## Short exercise
Select every line of the items that contains the word "Phoebe", treating uppercase and lowercase letters as different.

[Data listing]
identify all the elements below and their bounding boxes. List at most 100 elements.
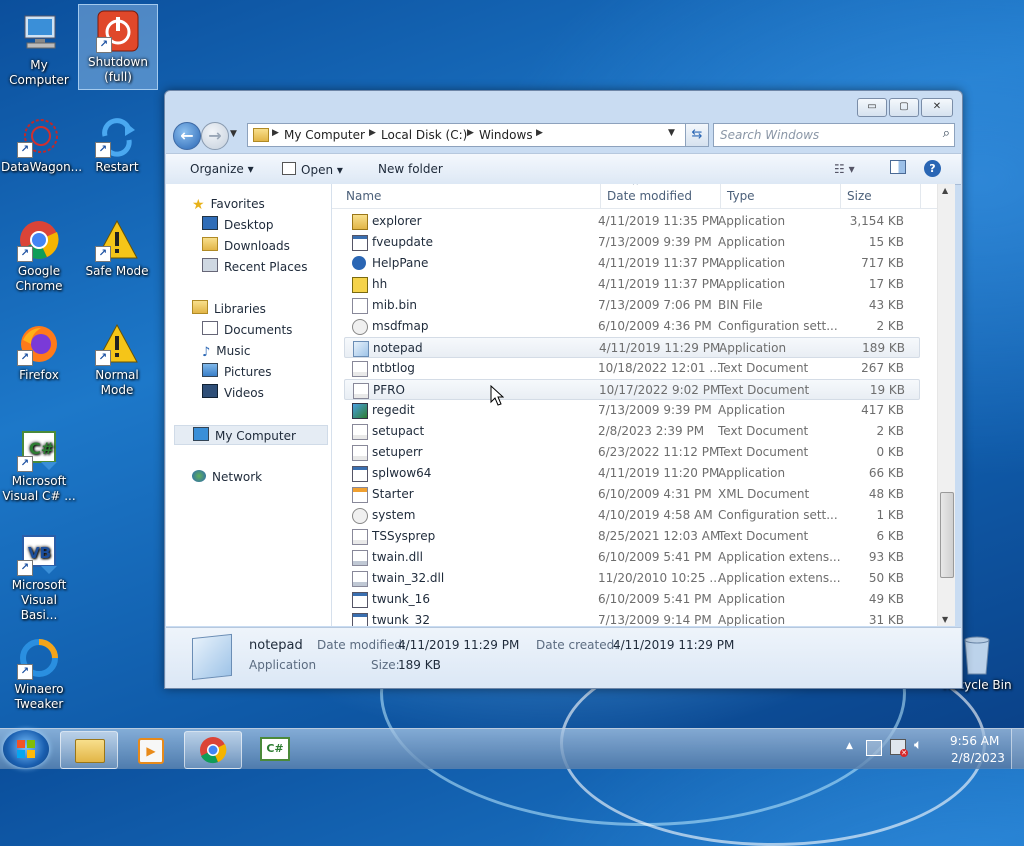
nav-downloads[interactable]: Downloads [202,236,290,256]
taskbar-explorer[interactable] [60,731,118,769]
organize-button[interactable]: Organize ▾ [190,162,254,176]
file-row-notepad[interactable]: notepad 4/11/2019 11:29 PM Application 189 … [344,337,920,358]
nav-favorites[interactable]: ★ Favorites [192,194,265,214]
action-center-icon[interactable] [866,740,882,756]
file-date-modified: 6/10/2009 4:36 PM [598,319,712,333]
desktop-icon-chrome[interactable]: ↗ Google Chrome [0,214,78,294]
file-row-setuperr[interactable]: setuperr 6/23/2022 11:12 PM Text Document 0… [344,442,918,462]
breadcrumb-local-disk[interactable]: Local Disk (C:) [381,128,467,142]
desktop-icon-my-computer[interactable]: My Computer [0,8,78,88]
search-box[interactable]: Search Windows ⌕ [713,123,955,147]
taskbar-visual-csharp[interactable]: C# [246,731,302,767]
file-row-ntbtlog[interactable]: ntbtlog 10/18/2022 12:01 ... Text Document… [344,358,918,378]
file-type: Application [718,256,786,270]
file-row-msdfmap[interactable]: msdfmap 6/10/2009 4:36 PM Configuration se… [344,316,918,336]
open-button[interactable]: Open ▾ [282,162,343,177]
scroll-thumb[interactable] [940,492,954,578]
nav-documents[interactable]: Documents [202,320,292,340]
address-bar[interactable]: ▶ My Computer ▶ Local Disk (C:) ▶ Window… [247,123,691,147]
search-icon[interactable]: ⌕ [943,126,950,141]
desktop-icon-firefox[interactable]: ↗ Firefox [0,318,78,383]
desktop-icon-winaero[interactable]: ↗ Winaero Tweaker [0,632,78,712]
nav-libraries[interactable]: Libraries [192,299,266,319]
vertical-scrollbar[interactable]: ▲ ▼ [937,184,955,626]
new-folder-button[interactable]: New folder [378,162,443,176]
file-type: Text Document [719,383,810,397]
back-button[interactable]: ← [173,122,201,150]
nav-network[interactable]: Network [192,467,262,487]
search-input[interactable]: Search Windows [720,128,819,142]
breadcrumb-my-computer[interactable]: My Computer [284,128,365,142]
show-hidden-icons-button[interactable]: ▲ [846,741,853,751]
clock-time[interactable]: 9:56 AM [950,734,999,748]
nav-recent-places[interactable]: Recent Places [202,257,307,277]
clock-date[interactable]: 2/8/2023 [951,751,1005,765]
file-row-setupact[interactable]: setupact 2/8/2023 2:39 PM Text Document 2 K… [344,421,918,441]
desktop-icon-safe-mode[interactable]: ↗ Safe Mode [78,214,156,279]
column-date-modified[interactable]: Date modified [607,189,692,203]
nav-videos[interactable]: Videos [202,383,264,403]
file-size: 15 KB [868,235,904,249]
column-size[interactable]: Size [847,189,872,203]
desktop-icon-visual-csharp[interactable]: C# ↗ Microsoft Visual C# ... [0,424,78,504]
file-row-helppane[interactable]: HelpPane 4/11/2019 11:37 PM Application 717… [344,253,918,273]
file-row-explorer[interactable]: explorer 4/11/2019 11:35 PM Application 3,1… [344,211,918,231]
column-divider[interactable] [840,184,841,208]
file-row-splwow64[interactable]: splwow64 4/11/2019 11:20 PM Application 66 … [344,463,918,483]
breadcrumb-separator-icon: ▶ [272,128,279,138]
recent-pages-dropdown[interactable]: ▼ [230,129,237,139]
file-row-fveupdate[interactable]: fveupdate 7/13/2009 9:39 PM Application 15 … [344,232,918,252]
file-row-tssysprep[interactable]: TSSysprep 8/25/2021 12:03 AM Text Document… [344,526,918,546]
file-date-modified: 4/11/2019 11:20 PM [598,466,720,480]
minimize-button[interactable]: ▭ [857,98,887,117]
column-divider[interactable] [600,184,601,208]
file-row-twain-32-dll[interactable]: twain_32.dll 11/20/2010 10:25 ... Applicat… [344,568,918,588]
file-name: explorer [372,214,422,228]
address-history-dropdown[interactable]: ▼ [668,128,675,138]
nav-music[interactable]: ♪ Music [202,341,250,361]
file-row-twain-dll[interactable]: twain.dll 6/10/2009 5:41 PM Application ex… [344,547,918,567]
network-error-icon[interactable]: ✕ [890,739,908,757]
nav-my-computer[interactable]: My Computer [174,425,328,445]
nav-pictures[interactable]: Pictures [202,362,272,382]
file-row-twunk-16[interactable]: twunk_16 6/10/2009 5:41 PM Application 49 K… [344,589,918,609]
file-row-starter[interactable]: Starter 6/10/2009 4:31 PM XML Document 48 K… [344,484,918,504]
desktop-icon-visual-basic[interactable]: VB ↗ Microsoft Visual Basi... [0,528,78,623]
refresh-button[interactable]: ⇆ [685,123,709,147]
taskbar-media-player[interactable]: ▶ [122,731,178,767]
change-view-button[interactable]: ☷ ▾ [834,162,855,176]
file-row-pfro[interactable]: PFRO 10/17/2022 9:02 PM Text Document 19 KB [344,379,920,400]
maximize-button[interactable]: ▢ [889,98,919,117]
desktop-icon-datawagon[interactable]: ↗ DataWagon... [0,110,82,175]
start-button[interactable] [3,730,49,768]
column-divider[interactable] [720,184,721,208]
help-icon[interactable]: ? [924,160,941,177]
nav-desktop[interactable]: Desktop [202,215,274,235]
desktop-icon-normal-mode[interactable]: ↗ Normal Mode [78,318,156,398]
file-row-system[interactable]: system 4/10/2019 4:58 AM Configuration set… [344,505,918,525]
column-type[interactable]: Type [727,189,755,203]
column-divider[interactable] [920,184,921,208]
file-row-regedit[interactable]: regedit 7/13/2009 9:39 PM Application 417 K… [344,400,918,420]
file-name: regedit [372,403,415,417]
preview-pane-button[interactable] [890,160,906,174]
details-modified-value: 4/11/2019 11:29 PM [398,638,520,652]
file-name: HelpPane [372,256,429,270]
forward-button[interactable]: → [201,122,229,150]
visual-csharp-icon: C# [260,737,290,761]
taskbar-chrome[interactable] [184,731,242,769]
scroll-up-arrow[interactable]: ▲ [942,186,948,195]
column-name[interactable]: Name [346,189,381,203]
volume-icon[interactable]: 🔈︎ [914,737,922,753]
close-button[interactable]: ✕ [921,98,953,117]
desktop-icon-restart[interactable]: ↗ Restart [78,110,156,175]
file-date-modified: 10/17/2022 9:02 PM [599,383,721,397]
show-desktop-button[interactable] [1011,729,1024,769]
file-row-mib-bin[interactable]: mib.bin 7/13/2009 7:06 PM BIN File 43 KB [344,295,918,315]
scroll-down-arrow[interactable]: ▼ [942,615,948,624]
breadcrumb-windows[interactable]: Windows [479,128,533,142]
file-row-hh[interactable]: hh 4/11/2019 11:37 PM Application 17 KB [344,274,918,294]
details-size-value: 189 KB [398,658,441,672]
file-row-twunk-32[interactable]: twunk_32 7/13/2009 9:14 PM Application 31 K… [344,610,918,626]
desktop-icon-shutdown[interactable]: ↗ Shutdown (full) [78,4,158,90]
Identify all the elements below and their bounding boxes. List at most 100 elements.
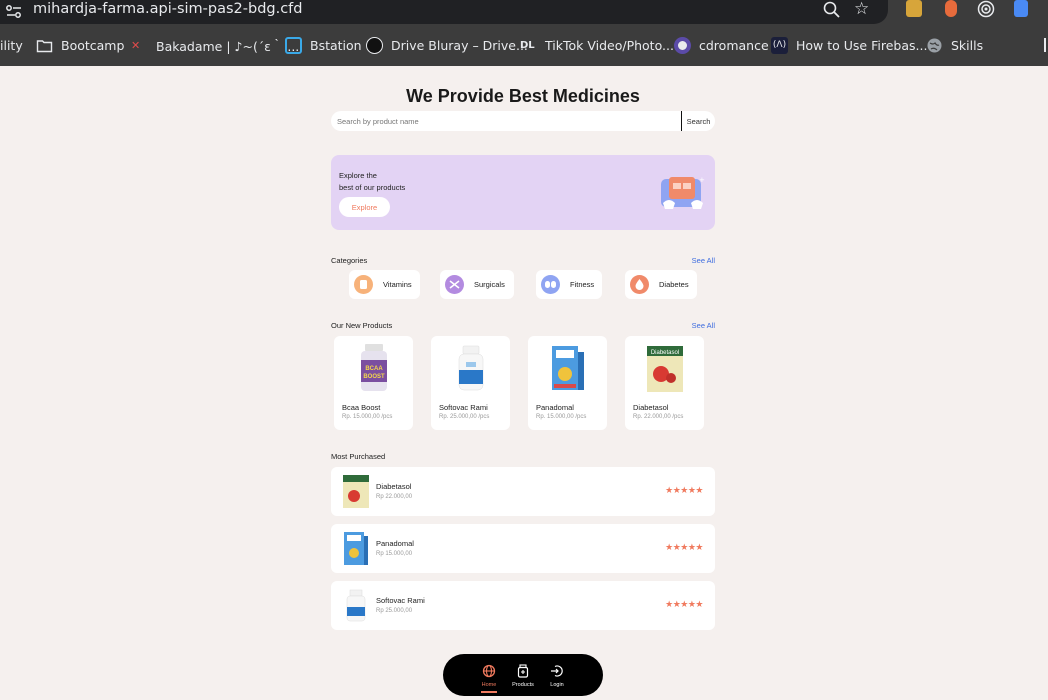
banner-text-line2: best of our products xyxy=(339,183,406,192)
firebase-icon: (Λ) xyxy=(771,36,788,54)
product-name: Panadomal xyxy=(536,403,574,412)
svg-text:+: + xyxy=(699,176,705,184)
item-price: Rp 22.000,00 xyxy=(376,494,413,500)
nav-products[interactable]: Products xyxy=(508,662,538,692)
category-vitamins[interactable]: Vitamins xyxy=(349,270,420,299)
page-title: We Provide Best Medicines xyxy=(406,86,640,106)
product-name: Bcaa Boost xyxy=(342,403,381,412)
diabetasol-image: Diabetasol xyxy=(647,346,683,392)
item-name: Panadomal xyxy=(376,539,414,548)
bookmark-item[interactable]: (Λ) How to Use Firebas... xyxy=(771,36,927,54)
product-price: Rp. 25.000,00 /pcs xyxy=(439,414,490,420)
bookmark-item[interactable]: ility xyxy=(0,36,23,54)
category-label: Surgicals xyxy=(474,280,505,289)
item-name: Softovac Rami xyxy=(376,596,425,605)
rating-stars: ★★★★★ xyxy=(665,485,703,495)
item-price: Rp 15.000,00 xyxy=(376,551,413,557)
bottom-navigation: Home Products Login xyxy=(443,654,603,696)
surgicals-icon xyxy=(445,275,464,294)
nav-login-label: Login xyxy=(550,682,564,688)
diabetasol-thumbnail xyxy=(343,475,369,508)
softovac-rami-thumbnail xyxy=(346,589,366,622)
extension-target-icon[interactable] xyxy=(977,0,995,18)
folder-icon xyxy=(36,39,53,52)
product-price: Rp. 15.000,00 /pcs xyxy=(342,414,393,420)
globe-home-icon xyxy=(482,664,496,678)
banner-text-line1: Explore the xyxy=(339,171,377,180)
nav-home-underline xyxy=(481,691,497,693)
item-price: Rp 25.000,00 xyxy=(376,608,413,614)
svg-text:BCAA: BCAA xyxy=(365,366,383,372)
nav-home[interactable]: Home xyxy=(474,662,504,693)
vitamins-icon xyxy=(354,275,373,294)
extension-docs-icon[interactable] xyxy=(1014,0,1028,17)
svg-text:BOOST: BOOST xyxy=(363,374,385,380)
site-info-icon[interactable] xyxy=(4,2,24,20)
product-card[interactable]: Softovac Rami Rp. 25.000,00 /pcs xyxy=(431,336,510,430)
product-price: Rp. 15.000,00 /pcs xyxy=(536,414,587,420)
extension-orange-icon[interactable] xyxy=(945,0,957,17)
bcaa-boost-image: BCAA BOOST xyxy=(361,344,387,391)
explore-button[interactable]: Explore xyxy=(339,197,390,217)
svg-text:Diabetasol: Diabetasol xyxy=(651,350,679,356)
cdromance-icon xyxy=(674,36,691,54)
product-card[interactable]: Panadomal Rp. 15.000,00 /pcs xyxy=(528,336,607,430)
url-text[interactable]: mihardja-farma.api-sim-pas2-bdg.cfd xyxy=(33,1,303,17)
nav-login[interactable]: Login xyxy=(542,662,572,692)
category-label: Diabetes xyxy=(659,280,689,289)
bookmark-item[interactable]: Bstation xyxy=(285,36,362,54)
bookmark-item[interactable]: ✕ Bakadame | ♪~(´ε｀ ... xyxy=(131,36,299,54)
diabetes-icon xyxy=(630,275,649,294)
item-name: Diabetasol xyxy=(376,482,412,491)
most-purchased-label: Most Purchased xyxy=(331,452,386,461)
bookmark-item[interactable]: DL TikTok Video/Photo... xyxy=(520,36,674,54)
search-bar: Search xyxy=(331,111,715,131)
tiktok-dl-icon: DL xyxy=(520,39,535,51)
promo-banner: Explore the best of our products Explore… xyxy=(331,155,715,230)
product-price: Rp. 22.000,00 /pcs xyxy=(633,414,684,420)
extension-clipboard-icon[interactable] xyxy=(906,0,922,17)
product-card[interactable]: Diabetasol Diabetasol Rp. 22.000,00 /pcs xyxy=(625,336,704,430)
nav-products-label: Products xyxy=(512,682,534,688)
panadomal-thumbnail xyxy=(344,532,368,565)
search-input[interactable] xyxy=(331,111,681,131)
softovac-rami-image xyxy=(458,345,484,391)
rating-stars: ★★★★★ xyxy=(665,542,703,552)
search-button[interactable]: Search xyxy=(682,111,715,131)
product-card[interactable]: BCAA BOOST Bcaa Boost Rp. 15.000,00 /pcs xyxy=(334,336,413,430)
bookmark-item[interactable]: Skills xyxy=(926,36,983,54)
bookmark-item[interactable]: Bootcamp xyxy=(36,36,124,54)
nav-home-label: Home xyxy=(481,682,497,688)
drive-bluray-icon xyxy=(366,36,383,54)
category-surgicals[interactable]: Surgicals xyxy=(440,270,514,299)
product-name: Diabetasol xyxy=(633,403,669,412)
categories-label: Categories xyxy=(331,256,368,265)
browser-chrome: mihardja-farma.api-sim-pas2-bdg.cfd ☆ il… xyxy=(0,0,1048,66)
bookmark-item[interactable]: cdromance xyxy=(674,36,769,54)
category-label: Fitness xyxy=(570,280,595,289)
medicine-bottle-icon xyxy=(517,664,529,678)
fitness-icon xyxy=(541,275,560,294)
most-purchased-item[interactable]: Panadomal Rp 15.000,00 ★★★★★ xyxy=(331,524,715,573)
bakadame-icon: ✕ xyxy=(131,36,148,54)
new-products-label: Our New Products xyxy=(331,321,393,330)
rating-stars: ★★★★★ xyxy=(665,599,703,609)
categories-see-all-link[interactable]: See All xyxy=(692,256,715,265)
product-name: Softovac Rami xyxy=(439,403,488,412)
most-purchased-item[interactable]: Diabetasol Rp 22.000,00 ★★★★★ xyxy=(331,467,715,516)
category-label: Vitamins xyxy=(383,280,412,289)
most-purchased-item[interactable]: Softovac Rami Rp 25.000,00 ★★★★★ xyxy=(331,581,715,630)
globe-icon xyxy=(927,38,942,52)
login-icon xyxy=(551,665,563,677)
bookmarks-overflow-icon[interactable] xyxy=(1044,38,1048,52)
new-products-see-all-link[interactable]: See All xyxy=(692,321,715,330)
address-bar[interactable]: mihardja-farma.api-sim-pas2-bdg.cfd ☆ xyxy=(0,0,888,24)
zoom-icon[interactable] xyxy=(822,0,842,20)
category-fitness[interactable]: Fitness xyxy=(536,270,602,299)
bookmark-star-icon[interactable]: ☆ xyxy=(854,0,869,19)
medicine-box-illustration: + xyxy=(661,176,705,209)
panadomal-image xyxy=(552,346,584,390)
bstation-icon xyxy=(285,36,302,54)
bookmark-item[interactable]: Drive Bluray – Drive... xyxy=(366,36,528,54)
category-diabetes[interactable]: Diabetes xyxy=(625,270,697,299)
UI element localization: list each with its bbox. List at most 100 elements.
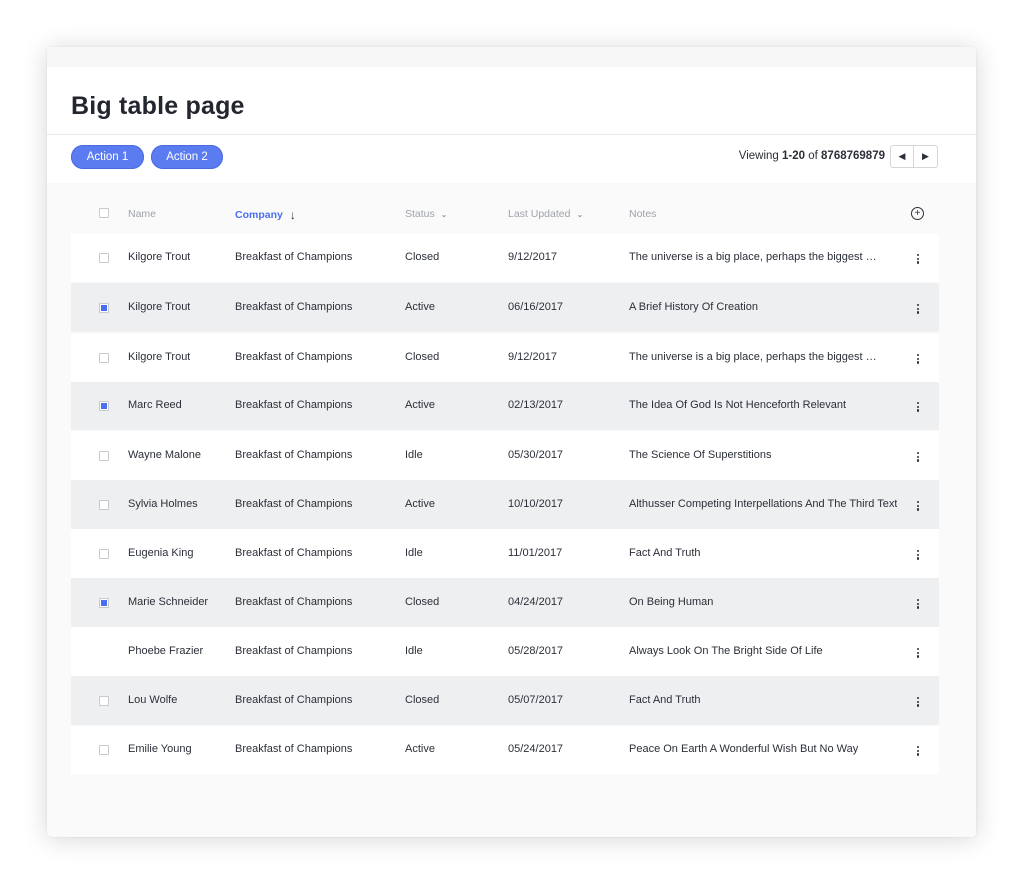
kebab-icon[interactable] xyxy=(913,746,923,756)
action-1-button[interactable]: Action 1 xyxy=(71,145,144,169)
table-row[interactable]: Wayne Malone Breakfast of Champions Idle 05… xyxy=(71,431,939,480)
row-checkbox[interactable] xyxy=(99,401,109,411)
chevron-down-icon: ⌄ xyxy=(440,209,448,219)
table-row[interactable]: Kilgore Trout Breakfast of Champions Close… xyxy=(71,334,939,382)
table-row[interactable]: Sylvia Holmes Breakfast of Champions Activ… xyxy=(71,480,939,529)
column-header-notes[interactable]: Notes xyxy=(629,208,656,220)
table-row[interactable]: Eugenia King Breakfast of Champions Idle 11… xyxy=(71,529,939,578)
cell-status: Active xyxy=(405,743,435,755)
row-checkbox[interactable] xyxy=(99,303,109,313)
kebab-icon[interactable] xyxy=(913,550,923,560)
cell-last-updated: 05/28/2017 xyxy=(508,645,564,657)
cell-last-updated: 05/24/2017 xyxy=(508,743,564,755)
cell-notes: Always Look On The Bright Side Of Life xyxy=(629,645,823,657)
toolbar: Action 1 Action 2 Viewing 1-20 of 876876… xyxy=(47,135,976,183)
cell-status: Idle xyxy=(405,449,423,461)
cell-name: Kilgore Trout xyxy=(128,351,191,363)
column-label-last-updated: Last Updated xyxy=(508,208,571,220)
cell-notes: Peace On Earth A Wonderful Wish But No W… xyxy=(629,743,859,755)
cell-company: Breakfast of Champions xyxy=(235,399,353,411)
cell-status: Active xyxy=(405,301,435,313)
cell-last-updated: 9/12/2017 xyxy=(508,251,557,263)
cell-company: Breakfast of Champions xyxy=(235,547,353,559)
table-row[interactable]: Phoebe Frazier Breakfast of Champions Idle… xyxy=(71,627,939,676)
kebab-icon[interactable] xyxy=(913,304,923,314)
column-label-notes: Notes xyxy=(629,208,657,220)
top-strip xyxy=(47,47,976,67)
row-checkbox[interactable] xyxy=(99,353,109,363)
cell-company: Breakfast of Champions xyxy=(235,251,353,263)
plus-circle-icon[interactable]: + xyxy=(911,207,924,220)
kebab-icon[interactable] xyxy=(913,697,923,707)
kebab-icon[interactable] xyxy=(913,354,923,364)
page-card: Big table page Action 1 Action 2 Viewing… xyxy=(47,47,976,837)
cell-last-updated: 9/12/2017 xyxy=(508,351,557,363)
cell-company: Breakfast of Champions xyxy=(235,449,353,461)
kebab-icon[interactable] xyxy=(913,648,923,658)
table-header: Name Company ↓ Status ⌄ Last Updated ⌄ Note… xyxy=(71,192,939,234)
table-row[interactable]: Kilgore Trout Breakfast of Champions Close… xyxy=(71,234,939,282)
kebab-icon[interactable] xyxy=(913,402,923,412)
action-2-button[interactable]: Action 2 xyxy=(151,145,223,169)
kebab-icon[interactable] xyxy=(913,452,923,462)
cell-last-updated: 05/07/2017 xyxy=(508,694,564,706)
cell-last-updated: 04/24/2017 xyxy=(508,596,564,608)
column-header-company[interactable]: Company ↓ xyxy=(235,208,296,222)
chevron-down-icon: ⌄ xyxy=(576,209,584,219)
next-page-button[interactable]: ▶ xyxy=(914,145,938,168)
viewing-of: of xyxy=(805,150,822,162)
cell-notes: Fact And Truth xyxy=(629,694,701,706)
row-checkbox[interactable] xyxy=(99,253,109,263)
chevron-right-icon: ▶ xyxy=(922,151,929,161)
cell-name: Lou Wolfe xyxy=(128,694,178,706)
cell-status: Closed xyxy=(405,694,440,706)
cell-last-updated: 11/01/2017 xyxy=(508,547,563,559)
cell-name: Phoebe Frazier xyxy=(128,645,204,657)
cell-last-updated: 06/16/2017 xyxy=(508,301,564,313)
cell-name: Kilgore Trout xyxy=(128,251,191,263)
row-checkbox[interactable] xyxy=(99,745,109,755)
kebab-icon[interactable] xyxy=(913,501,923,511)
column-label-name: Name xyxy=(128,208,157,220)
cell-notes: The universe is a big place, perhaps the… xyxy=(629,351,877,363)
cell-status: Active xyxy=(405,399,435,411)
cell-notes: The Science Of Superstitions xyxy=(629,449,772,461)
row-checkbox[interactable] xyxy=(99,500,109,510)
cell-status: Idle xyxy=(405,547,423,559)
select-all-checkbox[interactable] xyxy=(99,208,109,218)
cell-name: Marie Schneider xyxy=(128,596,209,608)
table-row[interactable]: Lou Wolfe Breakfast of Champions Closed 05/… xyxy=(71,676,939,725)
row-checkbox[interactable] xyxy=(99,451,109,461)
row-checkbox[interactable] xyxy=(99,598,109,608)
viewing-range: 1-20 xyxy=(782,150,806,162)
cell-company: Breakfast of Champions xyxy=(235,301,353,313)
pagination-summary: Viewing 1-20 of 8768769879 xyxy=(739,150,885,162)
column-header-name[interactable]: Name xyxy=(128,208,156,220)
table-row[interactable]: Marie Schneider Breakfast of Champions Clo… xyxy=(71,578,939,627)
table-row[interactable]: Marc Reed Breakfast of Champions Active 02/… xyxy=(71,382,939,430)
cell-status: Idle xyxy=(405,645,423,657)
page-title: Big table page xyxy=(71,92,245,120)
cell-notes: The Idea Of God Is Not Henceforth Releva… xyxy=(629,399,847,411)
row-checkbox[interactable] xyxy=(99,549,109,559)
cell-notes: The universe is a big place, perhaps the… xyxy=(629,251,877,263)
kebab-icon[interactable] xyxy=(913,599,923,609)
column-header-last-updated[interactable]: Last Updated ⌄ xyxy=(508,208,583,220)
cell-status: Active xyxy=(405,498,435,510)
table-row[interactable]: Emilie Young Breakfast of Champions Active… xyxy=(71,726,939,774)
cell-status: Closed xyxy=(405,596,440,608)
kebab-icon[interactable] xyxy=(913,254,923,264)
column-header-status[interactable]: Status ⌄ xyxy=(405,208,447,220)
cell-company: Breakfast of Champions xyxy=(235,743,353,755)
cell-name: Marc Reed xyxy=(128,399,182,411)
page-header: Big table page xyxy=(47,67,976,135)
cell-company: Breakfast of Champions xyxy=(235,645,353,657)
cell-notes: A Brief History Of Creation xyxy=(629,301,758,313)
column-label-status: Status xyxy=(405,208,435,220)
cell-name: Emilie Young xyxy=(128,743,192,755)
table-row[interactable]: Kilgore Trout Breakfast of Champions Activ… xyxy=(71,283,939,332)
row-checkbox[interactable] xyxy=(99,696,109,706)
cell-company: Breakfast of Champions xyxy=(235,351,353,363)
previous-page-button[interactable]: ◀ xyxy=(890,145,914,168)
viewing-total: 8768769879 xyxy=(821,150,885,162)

## Answer to the task
table-row[interactable]: Phoebe Frazier Breakfast of Champions Idle… xyxy=(71,627,939,676)
cell-name: Phoebe Frazier xyxy=(128,645,204,657)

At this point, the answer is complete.